STORED ROWS =>

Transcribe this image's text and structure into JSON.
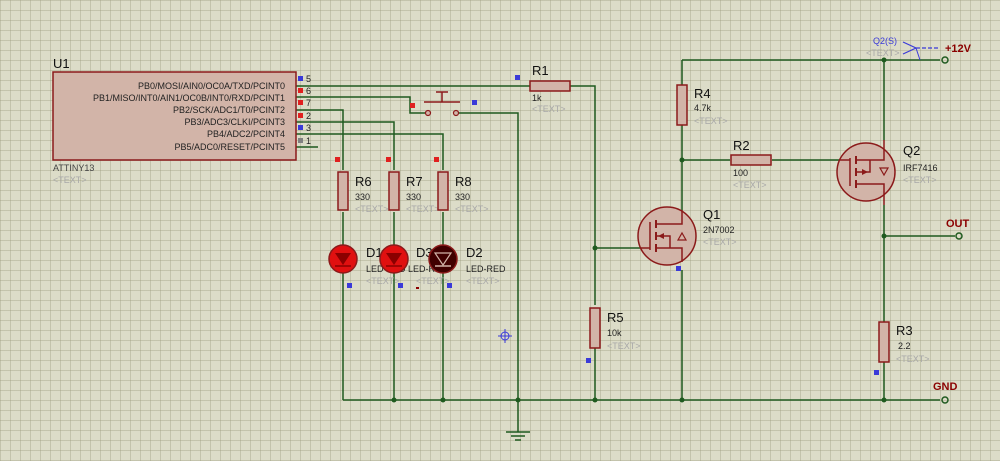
{
  "schematic": {
    "u1": {
      "ref": "U1",
      "part": "ATTINY13",
      "text": "<TEXT>",
      "pins": [
        {
          "label": "PB0/MOSI/AIN0/OC0A/TXD/PCINT0",
          "num": "5"
        },
        {
          "label": "PB1/MISO/INT0/AIN1/OC0B/INT0/RXD/PCINT1",
          "num": "6"
        },
        {
          "label": "PB2/SCK/ADC1/T0/PCINT2",
          "num": "7"
        },
        {
          "label": "PB3/ADC3/CLKI/PCINT3",
          "num": "2"
        },
        {
          "label": "PB4/ADC2/PCINT4",
          "num": "3"
        },
        {
          "label": "PB5/ADC0/RESET/PCINT5",
          "num": "1"
        }
      ]
    },
    "r1": {
      "ref": "R1",
      "value": "1k",
      "text": "<TEXT>"
    },
    "r2": {
      "ref": "R2",
      "value": "100",
      "text": "<TEXT>"
    },
    "r3": {
      "ref": "R3",
      "value": "2.2",
      "text": "<TEXT>"
    },
    "r4": {
      "ref": "R4",
      "value": "4.7k",
      "text": "<TEXT>"
    },
    "r5": {
      "ref": "R5",
      "value": "10k",
      "text": "<TEXT>"
    },
    "r6": {
      "ref": "R6",
      "value": "330",
      "text": "<TEXT>"
    },
    "r7": {
      "ref": "R7",
      "value": "330",
      "text": "<TEXT>"
    },
    "r8": {
      "ref": "R8",
      "value": "330",
      "text": "<TEXT>"
    },
    "d1": {
      "ref": "D1",
      "value": "LED-RED",
      "text": "<TEXT>"
    },
    "d3": {
      "ref": "D3",
      "value": "LED-RED",
      "text": "<TEXT>"
    },
    "d2": {
      "ref": "D2",
      "value": "LED-RED",
      "text": "<TEXT>"
    },
    "q1": {
      "ref": "Q1",
      "part": "2N7002",
      "text": "<TEXT>"
    },
    "q2": {
      "ref": "Q2",
      "part": "IRF7416",
      "text": "<TEXT>"
    },
    "probe": {
      "label": "Q2(S)",
      "text": "<TEXT>"
    },
    "terminals": {
      "vcc": "+12V",
      "out": "OUT",
      "gnd": "GND"
    }
  },
  "colors": {
    "background": "#dcdcc8",
    "wire": "#1f5a1f",
    "component": "#8b1a1a",
    "component_fill": "#d2b4a8",
    "terminal_label": "#8b0000",
    "text_placeholder": "#a8a8a8",
    "pin_marker_blue": "#3a3ad8",
    "pin_marker_red": "#e02020",
    "led_red": "#e01010",
    "led_dark": "#400000"
  }
}
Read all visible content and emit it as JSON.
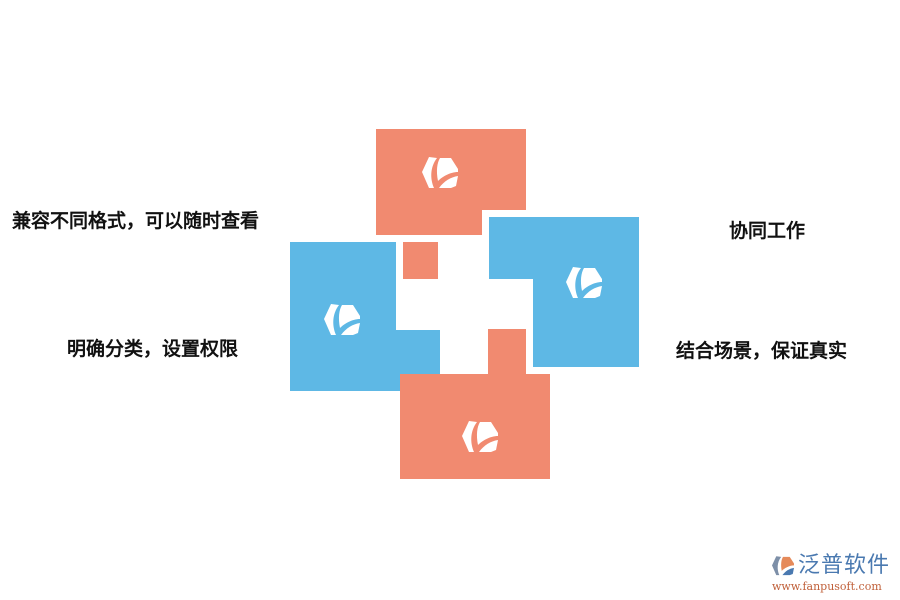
{
  "colors": {
    "orange": "#F18A70",
    "blue": "#5EB8E5",
    "text": "#111111",
    "brand_blue": "#4A79B0",
    "brand_url": "#C0603A"
  },
  "labels": {
    "top_left": "兼容不同格式，可以随时查看",
    "bottom_left": "明确分类，设置权限",
    "top_right": "协同工作",
    "bottom_right": "结合场景，保证真实"
  },
  "tiles": [
    {
      "id": "top",
      "color": "orange",
      "icon": "fanpu-logo-icon"
    },
    {
      "id": "left",
      "color": "blue",
      "icon": "fanpu-logo-icon"
    },
    {
      "id": "right",
      "color": "blue",
      "icon": "fanpu-logo-icon"
    },
    {
      "id": "bottom",
      "color": "orange",
      "icon": "fanpu-logo-icon"
    }
  ],
  "brand": {
    "name": "泛普软件",
    "url": "www.fanpusoft.com"
  }
}
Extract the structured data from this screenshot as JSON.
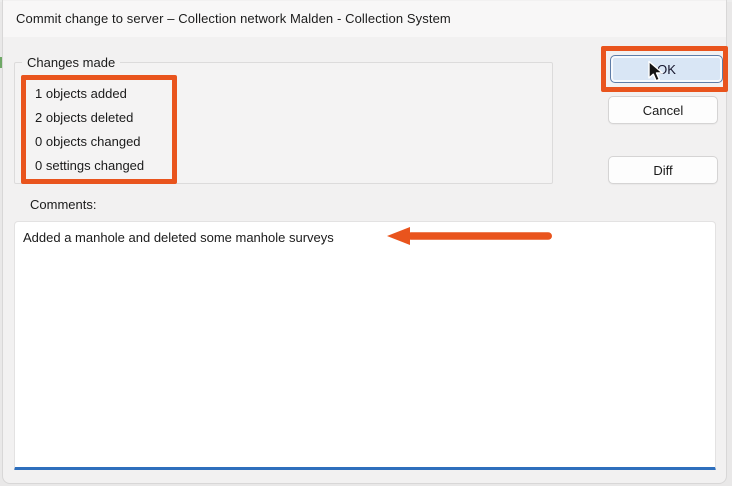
{
  "window": {
    "title": "Commit change to server – Collection network Malden - Collection System"
  },
  "changes_group": {
    "label": "Changes made",
    "items": [
      "1 objects added",
      "2 objects deleted",
      "0 objects changed",
      "0 settings changed"
    ]
  },
  "buttons": {
    "ok": "OK",
    "cancel": "Cancel",
    "diff": "Diff"
  },
  "comments": {
    "label": "Comments:",
    "value": "Added a manhole and deleted some manhole surveys"
  },
  "annotations": {
    "highlight_color": "#e9541d",
    "focus_underline_color": "#2e6fbd"
  }
}
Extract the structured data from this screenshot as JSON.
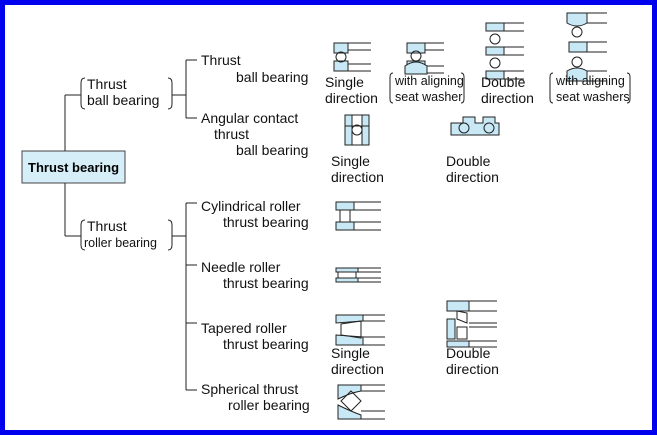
{
  "root": {
    "label": "Thrust bearing",
    "fill_color": "#d6eef8"
  },
  "groups": {
    "ball": {
      "label_lines": [
        "Thrust",
        "ball bearing"
      ]
    },
    "roller": {
      "label_lines": [
        "Thrust",
        "roller bearing"
      ]
    }
  },
  "types": {
    "thrust_ball": {
      "label_lines": [
        "Thrust",
        "ball bearing"
      ],
      "variants": [
        {
          "lines": [
            "Single",
            "direction"
          ]
        },
        {
          "lines": [
            "with aligning",
            "seat washer"
          ]
        },
        {
          "lines": [
            "Double",
            "direction"
          ]
        },
        {
          "lines": [
            "with aligning",
            "seat washers"
          ]
        }
      ]
    },
    "angular_contact": {
      "label_lines": [
        "Angular contact",
        "thrust",
        "ball bearing"
      ],
      "variants": [
        {
          "lines": [
            "Single",
            "direction"
          ]
        },
        {
          "lines": [
            "Double",
            "direction"
          ]
        }
      ]
    },
    "cylindrical": {
      "label_lines": [
        "Cylindrical roller",
        "thrust bearing"
      ]
    },
    "needle": {
      "label_lines": [
        "Needle roller",
        "thrust bearing"
      ]
    },
    "tapered": {
      "label_lines": [
        "Tapered roller",
        "thrust bearing"
      ],
      "variants": [
        {
          "lines": [
            "Single",
            "direction"
          ]
        },
        {
          "lines": [
            "Double",
            "direction"
          ]
        }
      ]
    },
    "spherical": {
      "label_lines": [
        "Spherical thrust",
        "roller bearing"
      ]
    }
  },
  "colors": {
    "frame": "#0000ee",
    "washer_fill": "#c8e8f6",
    "line": "#222222"
  }
}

EXERCISE => Of all the lines above, how many contain "objects"? Give the number and nothing more.

ANSWER BELOW => 3